───── Input ─────

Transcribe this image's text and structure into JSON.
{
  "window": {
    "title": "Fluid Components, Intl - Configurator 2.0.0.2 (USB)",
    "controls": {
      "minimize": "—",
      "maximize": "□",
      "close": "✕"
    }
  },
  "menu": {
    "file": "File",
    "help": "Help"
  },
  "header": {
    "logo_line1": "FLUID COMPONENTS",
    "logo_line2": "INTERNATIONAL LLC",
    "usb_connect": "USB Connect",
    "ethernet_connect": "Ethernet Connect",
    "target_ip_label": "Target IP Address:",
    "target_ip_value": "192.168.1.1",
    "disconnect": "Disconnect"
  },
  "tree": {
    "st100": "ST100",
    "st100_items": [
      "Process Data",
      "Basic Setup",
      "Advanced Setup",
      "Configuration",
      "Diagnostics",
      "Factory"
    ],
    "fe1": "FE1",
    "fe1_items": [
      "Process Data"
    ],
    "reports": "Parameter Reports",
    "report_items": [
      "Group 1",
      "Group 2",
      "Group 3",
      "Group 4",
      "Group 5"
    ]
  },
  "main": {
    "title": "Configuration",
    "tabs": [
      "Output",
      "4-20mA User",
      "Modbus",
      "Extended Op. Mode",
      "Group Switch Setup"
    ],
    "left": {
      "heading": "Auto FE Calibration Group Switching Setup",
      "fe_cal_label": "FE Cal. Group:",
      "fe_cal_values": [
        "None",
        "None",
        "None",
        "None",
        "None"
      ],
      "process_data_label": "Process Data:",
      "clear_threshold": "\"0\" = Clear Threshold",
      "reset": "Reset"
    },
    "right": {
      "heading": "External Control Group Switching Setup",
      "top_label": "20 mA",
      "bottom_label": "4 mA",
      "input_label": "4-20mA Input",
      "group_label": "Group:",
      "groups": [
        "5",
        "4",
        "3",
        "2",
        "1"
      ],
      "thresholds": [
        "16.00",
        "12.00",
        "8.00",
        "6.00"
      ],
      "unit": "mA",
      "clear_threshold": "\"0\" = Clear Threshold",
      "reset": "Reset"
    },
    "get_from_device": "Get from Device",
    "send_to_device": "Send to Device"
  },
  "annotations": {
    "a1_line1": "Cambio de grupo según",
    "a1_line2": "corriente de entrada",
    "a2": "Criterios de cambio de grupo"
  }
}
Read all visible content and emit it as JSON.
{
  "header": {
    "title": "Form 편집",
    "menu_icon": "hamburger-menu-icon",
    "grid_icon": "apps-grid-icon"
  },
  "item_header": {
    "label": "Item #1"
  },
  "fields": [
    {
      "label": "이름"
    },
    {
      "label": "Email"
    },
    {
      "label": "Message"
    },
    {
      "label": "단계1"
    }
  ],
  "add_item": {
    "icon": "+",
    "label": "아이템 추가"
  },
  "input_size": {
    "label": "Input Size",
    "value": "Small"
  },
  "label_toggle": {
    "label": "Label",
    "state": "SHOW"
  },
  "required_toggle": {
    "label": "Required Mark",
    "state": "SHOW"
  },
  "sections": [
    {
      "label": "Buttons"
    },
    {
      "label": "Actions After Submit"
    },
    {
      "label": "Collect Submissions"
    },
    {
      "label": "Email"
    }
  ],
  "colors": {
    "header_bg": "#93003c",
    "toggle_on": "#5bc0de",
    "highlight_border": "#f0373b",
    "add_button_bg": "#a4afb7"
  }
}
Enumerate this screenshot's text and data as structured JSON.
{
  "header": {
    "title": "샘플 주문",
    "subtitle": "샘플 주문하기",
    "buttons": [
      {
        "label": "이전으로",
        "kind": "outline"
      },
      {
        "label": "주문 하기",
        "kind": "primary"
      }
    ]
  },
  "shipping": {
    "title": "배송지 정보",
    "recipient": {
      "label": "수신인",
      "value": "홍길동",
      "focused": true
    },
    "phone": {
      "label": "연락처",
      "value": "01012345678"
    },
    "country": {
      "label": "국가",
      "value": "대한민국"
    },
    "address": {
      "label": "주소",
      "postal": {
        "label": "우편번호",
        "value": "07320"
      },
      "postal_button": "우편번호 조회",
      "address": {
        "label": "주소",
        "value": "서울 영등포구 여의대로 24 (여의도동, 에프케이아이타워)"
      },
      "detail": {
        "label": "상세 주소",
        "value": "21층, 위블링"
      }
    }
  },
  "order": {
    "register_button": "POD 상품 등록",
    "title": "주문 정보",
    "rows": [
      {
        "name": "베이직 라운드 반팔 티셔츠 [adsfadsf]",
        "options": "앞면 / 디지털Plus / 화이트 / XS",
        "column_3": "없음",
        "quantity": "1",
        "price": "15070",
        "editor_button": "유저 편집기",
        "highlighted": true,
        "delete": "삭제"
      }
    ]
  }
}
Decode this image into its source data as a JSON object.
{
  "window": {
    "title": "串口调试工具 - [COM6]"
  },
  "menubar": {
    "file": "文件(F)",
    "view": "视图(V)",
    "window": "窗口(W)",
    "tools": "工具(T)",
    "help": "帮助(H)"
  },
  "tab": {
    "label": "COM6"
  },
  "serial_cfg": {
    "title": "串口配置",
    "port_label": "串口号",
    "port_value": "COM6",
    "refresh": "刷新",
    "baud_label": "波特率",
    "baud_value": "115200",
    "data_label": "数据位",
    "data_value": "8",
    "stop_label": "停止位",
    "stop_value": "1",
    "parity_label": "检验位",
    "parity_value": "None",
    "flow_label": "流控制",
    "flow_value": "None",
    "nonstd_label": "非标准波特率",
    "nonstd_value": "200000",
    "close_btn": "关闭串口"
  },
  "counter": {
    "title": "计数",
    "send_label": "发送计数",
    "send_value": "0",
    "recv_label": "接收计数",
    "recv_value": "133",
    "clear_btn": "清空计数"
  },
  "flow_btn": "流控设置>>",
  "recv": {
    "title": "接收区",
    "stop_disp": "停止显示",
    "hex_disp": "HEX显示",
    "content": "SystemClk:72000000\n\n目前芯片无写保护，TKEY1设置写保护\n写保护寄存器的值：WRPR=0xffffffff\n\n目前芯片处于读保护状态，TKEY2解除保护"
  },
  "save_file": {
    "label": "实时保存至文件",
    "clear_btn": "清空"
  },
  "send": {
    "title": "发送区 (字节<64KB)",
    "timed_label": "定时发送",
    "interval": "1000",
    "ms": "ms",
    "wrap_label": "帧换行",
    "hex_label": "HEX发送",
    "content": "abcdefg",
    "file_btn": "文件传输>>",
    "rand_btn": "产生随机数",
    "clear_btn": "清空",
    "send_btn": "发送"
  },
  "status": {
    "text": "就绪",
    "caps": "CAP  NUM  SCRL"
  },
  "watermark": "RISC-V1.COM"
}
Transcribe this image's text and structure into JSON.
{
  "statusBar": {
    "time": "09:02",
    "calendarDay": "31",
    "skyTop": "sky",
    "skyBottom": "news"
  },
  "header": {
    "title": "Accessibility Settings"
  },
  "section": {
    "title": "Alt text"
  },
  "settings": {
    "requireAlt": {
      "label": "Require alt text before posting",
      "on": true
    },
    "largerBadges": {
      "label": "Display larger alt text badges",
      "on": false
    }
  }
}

─────

The records above should be restated word for word, please.

Transcribe this image's text and structure into JSON.
{
  "window": {
    "title": "Fluid Components, Intl - Configurator 2.0.0.2 (USB)",
    "controls": {
      "minimize": "—",
      "maximize": "□",
      "close": "✕"
    }
  },
  "menu": {
    "file": "File",
    "help": "Help"
  },
  "header": {
    "logo_line1": "FLUID COMPONENTS",
    "logo_line2": "INTERNATIONAL LLC",
    "usb_connect": "USB Connect",
    "ethernet_connect": "Ethernet Connect",
    "target_ip_label": "Target IP Address:",
    "target_ip_value": "192.168.1.1",
    "disconnect": "Disconnect"
  },
  "tree": {
    "st100": "ST100",
    "st100_items": [
      "Process Data",
      "Basic Setup",
      "Advanced Setup",
      "Configuration",
      "Diagnostics",
      "Factory"
    ],
    "fe1": "FE1",
    "fe1_items": [
      "Process Data"
    ],
    "reports": "Parameter Reports",
    "report_items": [
      "Group 1",
      "Group 2",
      "Group 3",
      "Group 4",
      "Group 5"
    ]
  },
  "main": {
    "title": "Configuration",
    "tabs": [
      "Output",
      "4-20mA User",
      "Modbus",
      "Extended Op. Mode",
      "Group Switch Setup"
    ],
    "left": {
      "heading": "Auto FE Calibration Group Switching Setup",
      "fe_cal_label": "FE Cal. Group:",
      "fe_cal_values": [
        "None",
        "None",
        "None",
        "None",
        "None"
      ],
      "process_data_label": "Process Data:",
      "clear_threshold": "\"0\" = Clear Threshold",
      "reset": "Reset"
    },
    "right": {
      "heading": "External Control Group Switching Setup",
      "top_label": "20 mA",
      "bottom_label": "4 mA",
      "input_label": "4-20mA Input",
      "group_label": "Group:",
      "groups": [
        "5",
        "4",
        "3",
        "2",
        "1"
      ],
      "thresholds": [
        "16.00",
        "12.00",
        "8.00",
        "6.00"
      ],
      "unit": "mA",
      "clear_threshold": "\"0\" = Clear Threshold",
      "reset": "Reset"
    },
    "get_from_device": "Get from Device",
    "send_to_device": "Send to Device"
  },
  "annotations": {
    "a1_line1": "Cambio de grupo según",
    "a1_line2": "corriente de entrada",
    "a2": "Criterios de cambio de grupo"
  }
}
Read all visible content and emit it as JSON.
{
  "header": {
    "title": "Form 편집",
    "menu_icon": "hamburger-menu-icon",
    "grid_icon": "apps-grid-icon"
  },
  "item_header": {
    "label": "Item #1"
  },
  "fields": [
    {
      "label": "이름"
    },
    {
      "label": "Email"
    },
    {
      "label": "Message"
    },
    {
      "label": "단계1"
    }
  ],
  "add_item": {
    "icon": "+",
    "label": "아이템 추가"
  },
  "input_size": {
    "label": "Input Size",
    "value": "Small"
  },
  "label_toggle": {
    "label": "Label",
    "state": "SHOW"
  },
  "required_toggle": {
    "label": "Required Mark",
    "state": "SHOW"
  },
  "sections": [
    {
      "label": "Buttons"
    },
    {
      "label": "Actions After Submit"
    },
    {
      "label": "Collect Submissions"
    },
    {
      "label": "Email"
    }
  ],
  "colors": {
    "header_bg": "#93003c",
    "toggle_on": "#5bc0de",
    "highlight_border": "#f0373b",
    "add_button_bg": "#a4afb7"
  }
}
Enumerate this screenshot's text and data as structured JSON.
{
  "header": {
    "title": "샘플 주문",
    "subtitle": "샘플 주문하기",
    "buttons": [
      {
        "label": "이전으로",
        "kind": "outline"
      },
      {
        "label": "주문 하기",
        "kind": "primary"
      }
    ]
  },
  "shipping": {
    "title": "배송지 정보",
    "recipient": {
      "label": "수신인",
      "value": "홍길동",
      "focused": true
    },
    "phone": {
      "label": "연락처",
      "value": "01012345678"
    },
    "country": {
      "label": "국가",
      "value": "대한민국"
    },
    "address": {
      "label": "주소",
      "postal": {
        "label": "우편번호",
        "value": "07320"
      },
      "postal_button": "우편번호 조회",
      "address": {
        "label": "주소",
        "value": "서울 영등포구 여의대로 24 (여의도동, 에프케이아이타워)"
      },
      "detail": {
        "label": "상세 주소",
        "value": "21층, 위블링"
      }
    }
  },
  "order": {
    "register_button": "POD 상품 등록",
    "title": "주문 정보",
    "rows": [
      {
        "name": "베이직 라운드 반팔 티셔츠 [adsfadsf]",
        "options": "앞면 / 디지털Plus / 화이트 / XS",
        "column_3": "없음",
        "quantity": "1",
        "price": "15070",
        "editor_button": "유저 편집기",
        "highlighted": true,
        "delete": "삭제"
      }
    ]
  }
}
Decode this image into its source data as a JSON object.
{
  "window": {
    "title": "串口调试工具 - [COM6]"
  },
  "menubar": {
    "file": "文件(F)",
    "view": "视图(V)",
    "window": "窗口(W)",
    "tools": "工具(T)",
    "help": "帮助(H)"
  },
  "tab": {
    "label": "COM6"
  },
  "serial_cfg": {
    "title": "串口配置",
    "port_label": "串口号",
    "port_value": "COM6",
    "refresh": "刷新",
    "baud_label": "波特率",
    "baud_value": "115200",
    "data_label": "数据位",
    "data_value": "8",
    "stop_label": "停止位",
    "stop_value": "1",
    "parity_label": "检验位",
    "parity_value": "None",
    "flow_label": "流控制",
    "flow_value": "None",
    "nonstd_label": "非标准波特率",
    "nonstd_value": "200000",
    "close_btn": "关闭串口"
  },
  "counter": {
    "title": "计数",
    "send_label": "发送计数",
    "send_value": "0",
    "recv_label": "接收计数",
    "recv_value": "133",
    "clear_btn": "清空计数"
  },
  "flow_btn": "流控设置>>",
  "recv": {
    "title": "接收区",
    "stop_disp": "停止显示",
    "hex_disp": "HEX显示",
    "content": "SystemClk:72000000\n\n目前芯片无写保护，TKEY1设置写保护\n写保护寄存器的值：WRPR=0xffffffff\n\n目前芯片处于读保护状态，TKEY2解除保护"
  },
  "save_file": {
    "label": "实时保存至文件",
    "clear_btn": "清空"
  },
  "send": {
    "title": "发送区 (字节<64KB)",
    "timed_label": "定时发送",
    "interval": "1000",
    "ms": "ms",
    "wrap_label": "帧换行",
    "hex_label": "HEX发送",
    "content": "abcdefg",
    "file_btn": "文件传输>>",
    "rand_btn": "产生随机数",
    "clear_btn": "清空",
    "send_btn": "发送"
  },
  "status": {
    "text": "就绪",
    "caps": "CAP  NUM  SCRL"
  },
  "watermark": "RISC-V1.COM"
}
Transcribe this image's text and structure into JSON.
{
  "statusBar": {
    "time": "09:02",
    "calendarDay": "31",
    "skyTop": "sky",
    "skyBottom": "news"
  },
  "header": {
    "title": "Accessibility Settings"
  },
  "section": {
    "title": "Alt text"
  },
  "settings": {
    "requireAlt": {
      "label": "Require alt text before posting",
      "on": true
    },
    "largerBadges": {
      "label": "Display larger alt text badges",
      "on": false
    }
  }
}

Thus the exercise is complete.